• _Written task_: Your reply should be a single number: how many lines contain the string "高中生物教师".
** begin Records shown **
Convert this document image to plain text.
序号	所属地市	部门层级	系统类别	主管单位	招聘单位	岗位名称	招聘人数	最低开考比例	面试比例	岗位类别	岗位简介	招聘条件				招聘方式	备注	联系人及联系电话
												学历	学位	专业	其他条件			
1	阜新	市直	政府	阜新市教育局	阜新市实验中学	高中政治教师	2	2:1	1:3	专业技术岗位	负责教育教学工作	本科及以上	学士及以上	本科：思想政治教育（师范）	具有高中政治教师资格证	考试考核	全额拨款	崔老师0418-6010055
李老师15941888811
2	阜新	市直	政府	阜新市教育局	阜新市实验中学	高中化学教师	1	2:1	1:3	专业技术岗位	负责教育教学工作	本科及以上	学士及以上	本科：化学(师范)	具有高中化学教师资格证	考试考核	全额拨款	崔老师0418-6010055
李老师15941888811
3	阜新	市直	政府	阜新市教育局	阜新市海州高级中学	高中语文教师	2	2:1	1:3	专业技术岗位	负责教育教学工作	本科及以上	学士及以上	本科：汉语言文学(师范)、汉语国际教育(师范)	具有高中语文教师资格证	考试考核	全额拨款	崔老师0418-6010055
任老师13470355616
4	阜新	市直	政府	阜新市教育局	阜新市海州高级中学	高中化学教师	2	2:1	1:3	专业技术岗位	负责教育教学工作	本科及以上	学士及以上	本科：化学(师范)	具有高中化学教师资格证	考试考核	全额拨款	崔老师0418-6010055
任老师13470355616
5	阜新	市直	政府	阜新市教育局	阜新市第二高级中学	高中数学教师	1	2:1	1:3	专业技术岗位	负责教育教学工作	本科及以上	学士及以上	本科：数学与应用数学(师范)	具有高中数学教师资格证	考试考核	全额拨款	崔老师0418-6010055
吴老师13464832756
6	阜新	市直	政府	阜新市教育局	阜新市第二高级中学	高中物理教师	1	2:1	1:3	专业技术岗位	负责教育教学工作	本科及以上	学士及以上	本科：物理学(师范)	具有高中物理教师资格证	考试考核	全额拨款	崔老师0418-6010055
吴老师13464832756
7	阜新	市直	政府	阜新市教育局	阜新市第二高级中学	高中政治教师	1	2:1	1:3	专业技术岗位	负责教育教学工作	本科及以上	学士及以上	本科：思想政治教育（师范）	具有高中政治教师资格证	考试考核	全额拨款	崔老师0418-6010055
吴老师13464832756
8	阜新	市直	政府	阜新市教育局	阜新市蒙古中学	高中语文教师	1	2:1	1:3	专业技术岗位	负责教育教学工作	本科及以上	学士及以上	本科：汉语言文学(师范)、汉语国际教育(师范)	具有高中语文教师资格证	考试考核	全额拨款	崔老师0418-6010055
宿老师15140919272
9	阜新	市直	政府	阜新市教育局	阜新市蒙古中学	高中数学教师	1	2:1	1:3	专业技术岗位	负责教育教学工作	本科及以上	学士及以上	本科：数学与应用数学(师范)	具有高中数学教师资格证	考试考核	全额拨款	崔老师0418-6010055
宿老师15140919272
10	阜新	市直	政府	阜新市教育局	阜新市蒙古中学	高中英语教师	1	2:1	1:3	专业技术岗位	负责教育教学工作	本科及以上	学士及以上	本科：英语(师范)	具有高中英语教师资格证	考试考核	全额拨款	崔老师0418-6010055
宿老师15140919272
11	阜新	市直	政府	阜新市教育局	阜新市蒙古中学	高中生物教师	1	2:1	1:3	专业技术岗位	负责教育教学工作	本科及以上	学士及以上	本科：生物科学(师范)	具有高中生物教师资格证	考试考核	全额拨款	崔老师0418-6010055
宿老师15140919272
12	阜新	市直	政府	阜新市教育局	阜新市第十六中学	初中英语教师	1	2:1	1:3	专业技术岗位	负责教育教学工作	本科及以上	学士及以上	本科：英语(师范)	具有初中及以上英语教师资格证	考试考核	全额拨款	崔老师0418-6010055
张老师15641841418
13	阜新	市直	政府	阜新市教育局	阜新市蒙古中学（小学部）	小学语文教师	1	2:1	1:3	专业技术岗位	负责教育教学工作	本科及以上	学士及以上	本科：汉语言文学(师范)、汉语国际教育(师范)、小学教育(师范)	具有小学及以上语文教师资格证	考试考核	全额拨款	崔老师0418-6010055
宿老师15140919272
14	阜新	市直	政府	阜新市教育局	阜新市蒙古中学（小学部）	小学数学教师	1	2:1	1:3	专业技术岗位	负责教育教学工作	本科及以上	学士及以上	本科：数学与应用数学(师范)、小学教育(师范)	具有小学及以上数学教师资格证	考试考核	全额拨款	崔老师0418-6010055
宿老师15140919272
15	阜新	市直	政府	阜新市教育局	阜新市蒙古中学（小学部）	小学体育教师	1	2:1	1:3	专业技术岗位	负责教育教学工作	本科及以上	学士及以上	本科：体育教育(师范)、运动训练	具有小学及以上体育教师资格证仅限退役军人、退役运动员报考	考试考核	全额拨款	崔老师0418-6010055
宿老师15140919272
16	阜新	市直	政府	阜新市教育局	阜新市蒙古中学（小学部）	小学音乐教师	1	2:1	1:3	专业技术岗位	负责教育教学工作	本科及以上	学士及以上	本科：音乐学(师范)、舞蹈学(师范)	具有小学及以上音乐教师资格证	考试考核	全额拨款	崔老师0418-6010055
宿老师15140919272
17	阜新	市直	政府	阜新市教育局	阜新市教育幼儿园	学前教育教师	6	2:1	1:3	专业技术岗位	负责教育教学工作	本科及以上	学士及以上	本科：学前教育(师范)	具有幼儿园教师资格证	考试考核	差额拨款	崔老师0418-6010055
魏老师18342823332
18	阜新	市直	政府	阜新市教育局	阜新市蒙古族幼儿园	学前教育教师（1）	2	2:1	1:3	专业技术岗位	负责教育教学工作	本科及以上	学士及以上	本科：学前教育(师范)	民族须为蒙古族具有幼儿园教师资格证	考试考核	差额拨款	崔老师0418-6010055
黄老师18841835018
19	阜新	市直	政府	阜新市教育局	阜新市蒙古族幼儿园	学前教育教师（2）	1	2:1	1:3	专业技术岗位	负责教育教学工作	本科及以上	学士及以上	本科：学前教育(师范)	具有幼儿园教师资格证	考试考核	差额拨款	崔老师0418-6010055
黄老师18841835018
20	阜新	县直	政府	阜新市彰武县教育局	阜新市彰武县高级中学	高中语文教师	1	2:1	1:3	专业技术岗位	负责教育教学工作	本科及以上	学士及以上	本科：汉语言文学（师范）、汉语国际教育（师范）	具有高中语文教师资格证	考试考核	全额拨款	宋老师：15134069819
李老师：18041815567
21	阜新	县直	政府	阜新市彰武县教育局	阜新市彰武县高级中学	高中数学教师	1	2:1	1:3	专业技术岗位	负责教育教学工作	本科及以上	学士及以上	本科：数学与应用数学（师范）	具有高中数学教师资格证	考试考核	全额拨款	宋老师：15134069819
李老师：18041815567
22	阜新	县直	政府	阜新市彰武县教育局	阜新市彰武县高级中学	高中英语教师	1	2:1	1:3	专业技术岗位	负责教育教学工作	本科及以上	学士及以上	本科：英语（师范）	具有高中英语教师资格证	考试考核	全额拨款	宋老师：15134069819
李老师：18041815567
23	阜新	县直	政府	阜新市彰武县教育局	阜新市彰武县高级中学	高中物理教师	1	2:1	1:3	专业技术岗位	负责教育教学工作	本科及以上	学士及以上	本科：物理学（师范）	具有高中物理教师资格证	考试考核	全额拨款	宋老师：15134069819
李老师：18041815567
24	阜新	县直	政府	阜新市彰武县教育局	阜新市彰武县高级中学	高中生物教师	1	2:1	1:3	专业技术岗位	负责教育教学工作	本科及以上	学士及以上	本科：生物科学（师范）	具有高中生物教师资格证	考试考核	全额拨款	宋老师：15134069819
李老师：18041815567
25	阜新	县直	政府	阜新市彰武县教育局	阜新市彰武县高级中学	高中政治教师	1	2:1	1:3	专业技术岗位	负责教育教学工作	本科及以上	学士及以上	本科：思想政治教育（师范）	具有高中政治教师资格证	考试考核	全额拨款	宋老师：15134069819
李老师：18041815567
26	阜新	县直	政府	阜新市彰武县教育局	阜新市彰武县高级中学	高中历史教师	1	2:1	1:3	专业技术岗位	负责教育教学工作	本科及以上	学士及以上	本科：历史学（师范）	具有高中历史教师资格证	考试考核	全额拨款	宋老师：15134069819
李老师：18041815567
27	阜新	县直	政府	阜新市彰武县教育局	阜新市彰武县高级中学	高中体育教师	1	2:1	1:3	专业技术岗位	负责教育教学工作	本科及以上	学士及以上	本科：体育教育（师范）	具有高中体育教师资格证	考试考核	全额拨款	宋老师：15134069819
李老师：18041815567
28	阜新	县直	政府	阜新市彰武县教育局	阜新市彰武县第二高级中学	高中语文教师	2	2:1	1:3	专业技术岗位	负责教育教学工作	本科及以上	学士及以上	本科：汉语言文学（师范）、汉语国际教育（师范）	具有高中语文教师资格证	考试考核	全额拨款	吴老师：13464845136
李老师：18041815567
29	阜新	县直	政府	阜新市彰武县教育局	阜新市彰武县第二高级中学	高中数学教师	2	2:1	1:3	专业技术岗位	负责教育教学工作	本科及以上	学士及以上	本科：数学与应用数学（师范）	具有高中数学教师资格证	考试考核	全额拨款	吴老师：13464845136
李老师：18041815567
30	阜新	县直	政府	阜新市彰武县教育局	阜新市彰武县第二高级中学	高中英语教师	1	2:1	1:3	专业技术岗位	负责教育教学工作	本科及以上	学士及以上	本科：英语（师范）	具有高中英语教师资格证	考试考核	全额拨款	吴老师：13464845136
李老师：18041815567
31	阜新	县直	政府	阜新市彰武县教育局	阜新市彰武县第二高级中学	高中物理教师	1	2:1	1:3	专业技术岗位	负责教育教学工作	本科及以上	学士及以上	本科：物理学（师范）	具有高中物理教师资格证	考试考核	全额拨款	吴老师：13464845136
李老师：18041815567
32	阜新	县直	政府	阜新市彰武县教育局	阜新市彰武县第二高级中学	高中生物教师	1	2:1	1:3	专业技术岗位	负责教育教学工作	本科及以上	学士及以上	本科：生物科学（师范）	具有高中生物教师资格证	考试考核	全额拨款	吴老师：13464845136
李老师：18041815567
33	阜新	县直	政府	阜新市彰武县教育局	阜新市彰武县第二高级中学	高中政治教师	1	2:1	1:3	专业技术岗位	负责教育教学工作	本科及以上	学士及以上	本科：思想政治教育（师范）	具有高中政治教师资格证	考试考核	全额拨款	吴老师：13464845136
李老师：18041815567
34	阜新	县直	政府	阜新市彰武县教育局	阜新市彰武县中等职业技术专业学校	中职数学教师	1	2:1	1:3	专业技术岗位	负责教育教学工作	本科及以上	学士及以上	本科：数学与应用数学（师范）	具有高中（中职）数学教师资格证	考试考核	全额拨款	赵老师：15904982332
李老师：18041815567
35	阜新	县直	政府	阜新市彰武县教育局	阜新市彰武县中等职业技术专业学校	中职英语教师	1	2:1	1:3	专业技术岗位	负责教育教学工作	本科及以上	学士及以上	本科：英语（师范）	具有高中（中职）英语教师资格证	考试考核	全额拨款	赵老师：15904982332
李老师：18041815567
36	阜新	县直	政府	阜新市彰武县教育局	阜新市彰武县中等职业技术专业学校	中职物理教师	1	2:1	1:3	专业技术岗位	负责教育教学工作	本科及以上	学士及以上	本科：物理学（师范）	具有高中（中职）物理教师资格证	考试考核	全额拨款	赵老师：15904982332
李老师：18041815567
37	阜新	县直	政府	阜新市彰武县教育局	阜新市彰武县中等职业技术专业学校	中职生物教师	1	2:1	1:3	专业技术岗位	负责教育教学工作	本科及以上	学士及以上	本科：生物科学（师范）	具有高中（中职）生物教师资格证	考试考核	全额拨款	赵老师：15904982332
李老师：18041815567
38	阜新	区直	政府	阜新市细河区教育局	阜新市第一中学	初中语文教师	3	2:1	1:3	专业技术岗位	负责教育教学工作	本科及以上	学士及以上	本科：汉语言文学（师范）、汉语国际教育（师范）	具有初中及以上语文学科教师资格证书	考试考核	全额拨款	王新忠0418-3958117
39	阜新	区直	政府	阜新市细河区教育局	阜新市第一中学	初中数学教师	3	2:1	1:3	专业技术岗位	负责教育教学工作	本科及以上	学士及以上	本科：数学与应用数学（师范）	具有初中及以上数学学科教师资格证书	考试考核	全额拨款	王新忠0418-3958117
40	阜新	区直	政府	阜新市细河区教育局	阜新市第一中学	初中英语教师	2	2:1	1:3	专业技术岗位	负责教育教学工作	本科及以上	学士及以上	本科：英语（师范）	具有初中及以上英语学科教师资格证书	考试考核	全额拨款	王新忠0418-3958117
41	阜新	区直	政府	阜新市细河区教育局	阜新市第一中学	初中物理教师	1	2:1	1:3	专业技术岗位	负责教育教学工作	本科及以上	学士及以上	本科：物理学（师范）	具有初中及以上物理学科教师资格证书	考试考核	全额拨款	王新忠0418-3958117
** end Records shown **
• _Solution to the exercise_: 3